> GOAL: Everything from the line holding "OCR this image." through the last line below must be repeated exactly, and nothing else.

> RECORDS:
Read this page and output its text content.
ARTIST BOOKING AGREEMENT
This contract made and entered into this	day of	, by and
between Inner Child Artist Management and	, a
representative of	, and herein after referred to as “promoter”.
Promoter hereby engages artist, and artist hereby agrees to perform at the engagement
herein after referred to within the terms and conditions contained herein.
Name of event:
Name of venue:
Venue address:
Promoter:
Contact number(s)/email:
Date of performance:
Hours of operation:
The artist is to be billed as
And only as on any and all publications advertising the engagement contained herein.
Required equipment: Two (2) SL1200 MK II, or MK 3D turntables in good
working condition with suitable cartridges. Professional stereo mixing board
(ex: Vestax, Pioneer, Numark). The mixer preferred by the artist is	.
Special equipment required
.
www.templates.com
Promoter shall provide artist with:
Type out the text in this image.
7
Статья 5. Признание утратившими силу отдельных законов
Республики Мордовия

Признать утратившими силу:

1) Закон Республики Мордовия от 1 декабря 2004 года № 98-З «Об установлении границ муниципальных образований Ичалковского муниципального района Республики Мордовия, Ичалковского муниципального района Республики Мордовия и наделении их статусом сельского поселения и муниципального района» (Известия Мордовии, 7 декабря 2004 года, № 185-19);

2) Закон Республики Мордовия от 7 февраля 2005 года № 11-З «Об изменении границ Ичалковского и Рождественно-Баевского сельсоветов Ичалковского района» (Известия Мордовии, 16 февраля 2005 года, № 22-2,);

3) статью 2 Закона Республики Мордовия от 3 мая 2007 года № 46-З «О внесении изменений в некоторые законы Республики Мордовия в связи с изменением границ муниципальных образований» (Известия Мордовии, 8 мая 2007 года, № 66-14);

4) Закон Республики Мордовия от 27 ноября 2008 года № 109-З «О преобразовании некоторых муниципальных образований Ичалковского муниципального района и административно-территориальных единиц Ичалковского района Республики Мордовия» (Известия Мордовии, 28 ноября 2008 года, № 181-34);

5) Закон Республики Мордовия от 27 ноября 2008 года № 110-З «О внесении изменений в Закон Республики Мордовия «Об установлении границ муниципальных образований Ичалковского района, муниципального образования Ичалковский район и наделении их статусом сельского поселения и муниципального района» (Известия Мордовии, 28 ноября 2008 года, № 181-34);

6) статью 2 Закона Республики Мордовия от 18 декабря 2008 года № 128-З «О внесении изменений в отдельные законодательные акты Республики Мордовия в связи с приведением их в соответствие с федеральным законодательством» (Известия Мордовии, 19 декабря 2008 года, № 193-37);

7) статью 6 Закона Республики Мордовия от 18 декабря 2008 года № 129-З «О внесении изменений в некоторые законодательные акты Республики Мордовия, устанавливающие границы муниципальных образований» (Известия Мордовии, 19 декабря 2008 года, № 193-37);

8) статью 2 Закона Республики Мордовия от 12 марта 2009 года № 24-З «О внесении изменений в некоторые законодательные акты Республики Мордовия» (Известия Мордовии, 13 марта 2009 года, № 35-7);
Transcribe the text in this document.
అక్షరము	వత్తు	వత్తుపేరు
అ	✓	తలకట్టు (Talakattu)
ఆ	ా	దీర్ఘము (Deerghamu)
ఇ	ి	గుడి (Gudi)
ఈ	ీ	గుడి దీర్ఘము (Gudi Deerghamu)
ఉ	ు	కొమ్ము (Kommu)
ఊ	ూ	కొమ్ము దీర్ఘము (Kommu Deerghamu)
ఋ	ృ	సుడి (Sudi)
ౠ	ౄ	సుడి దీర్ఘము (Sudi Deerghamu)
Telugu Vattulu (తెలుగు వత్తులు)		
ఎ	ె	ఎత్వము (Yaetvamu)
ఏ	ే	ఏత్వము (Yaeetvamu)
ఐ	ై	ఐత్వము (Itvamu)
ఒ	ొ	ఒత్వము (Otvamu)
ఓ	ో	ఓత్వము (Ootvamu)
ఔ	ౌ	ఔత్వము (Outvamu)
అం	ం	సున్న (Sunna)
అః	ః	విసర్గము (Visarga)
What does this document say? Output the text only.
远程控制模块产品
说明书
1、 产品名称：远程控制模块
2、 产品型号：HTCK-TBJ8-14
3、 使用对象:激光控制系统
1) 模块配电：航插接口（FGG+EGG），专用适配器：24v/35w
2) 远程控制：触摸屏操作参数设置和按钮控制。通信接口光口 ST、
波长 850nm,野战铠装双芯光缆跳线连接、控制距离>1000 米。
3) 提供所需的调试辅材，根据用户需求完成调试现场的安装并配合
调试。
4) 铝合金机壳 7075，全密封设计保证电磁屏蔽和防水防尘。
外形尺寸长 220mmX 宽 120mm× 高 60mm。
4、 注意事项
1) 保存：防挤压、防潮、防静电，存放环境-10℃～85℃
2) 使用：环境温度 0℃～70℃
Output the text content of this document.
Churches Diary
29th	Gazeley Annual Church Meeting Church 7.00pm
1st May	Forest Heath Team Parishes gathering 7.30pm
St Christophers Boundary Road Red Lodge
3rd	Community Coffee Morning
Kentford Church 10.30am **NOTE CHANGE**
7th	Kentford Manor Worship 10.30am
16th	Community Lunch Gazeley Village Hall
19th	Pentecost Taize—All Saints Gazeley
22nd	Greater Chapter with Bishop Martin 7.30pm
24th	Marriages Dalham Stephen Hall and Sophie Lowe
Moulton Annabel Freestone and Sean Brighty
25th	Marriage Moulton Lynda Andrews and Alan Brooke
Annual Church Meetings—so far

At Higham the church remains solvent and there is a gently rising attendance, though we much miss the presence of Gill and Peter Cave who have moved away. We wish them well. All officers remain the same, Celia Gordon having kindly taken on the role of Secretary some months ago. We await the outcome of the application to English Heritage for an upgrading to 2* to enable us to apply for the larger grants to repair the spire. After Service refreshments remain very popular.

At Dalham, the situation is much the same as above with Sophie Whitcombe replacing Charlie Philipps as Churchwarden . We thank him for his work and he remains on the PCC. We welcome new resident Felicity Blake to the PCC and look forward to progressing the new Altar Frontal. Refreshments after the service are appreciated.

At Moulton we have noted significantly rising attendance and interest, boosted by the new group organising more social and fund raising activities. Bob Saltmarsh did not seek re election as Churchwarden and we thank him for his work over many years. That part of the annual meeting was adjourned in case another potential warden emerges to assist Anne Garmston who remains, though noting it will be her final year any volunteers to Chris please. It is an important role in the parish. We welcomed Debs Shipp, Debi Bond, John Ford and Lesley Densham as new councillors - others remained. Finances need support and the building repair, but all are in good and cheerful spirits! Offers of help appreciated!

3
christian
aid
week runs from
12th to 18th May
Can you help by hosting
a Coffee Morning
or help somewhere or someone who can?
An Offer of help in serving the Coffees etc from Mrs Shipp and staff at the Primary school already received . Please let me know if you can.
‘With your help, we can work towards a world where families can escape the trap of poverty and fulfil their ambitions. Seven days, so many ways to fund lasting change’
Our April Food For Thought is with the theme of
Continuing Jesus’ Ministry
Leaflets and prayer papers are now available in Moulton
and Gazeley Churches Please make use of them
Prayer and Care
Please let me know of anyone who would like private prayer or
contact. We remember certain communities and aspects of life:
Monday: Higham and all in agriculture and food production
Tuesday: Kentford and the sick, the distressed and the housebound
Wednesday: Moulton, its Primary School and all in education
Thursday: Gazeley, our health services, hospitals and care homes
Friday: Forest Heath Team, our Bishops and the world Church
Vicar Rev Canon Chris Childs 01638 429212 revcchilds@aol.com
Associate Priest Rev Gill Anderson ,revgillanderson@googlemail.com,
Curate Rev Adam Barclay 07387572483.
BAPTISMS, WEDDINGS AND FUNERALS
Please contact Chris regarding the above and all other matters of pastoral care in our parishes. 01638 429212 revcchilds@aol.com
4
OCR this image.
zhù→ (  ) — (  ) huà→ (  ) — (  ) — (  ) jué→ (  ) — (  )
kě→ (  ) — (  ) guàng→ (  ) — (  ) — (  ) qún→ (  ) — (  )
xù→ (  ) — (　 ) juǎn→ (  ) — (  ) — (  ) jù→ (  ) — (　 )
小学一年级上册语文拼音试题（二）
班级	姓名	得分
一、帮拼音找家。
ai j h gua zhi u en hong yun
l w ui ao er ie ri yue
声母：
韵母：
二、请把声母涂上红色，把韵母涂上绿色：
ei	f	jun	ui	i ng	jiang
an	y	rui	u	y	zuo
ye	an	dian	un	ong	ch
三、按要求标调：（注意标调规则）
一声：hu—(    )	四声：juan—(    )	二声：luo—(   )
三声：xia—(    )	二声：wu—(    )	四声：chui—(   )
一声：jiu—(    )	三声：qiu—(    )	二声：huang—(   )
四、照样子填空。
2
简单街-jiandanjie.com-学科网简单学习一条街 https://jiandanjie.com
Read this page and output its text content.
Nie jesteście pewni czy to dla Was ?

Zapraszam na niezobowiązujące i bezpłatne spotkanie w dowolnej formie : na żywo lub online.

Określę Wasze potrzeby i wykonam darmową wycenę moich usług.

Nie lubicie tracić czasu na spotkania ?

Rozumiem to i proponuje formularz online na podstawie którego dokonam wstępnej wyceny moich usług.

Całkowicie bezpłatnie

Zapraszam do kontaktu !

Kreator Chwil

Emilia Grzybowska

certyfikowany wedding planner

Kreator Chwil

> RESULT OF THIS TASK:
OCR this image.
zhù→ (  ) — (  ) huà→ (  ) — (  ) — (  ) jué→ (  ) — (  )
kě→ (  ) — (  ) guàng→ (  ) — (  ) — (  ) qún→ (  ) — (  )
xù→ (  ) — (　 ) juǎn→ (  ) — (  ) — (  ) jù→ (  ) — (　 )
小学一年级上册语文拼音试题（二）
班级	姓名	得分
一、帮拼音找家。
ai j h gua zhi u en hong yun
l w ui ao er ie ri yue
声母：
韵母：
二、请把声母涂上红色，把韵母涂上绿色：
ei	f	jun	ui	i ng	jiang
an	y	rui	u	y	zuo
ye	an	dian	un	ong	ch
三、按要求标调：（注意标调规则）
一声：hu—(    )	四声：juan—(    )	二声：luo—(   )
三声：xia—(    )	二声：wu—(    )	四声：chui—(   )
一声：jiu—(    )	三声：qiu—(    )	二声：huang—(   )
四、照样子填空。
2
简单街-jiandanjie.com-学科网简单学习一条街 https://jiandanjie.com
Read this page and output its text content.
Nie jesteście pewni czy to dla Was ?

Zapraszam na niezobowiązujące i bezpłatne spotkanie w dowolnej formie : na żywo lub online.

Określę Wasze potrzeby i wykonam darmową wycenę moich usług.

Nie lubicie tracić czasu na spotkania ?

Rozumiem to i proponuje formularz online na podstawie którego dokonam wstępnej wyceny moich usług.

Całkowicie bezpłatnie

Zapraszam do kontaktu !

Kreator Chwil

Emilia Grzybowska

certyfikowany wedding planner

Kreator Chwil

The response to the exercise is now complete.